** begin **

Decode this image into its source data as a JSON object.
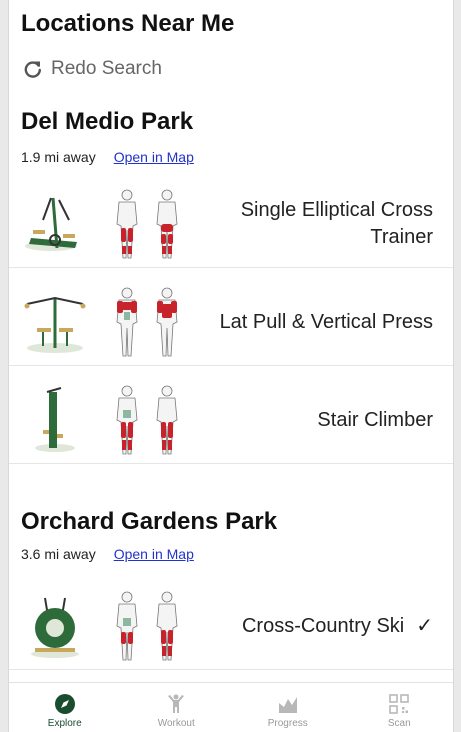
{
  "header": {
    "title": "Locations Near Me",
    "redo_label": "Redo Search"
  },
  "parks": [
    {
      "name": "Del Medio Park",
      "distance": "1.9 mi away",
      "map_link": "Open in Map",
      "equipment": [
        {
          "name": "Single Elliptical Cross Trainer",
          "checked": false
        },
        {
          "name": "Lat Pull & Vertical Press",
          "checked": false
        },
        {
          "name": "Stair Climber",
          "checked": false
        }
      ]
    },
    {
      "name": "Orchard Gardens Park",
      "distance": "3.6 mi away",
      "map_link": "Open in Map",
      "equipment": [
        {
          "name": "Cross-Country Ski",
          "checked": true,
          "check_mark": "✓"
        }
      ]
    }
  ],
  "nav": [
    {
      "label": "Explore",
      "icon": "compass-icon",
      "active": true
    },
    {
      "label": "Workout",
      "icon": "workout-icon",
      "active": false
    },
    {
      "label": "Progress",
      "icon": "progress-chart-icon",
      "active": false
    },
    {
      "label": "Scan",
      "icon": "qr-scan-icon",
      "active": false
    }
  ],
  "colors": {
    "active_nav": "#1a4d2e",
    "inactive_nav": "#b8b8b8",
    "link": "#2233cc",
    "muscle_highlight": "#c8222a",
    "equipment_green": "#2e6b3a"
  }
}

** end **

Goal:
Out of the material above, gather each line where "away" appears.

Response below:
      "distance": "1.9 mi away",
      "distance": "3.6 mi away",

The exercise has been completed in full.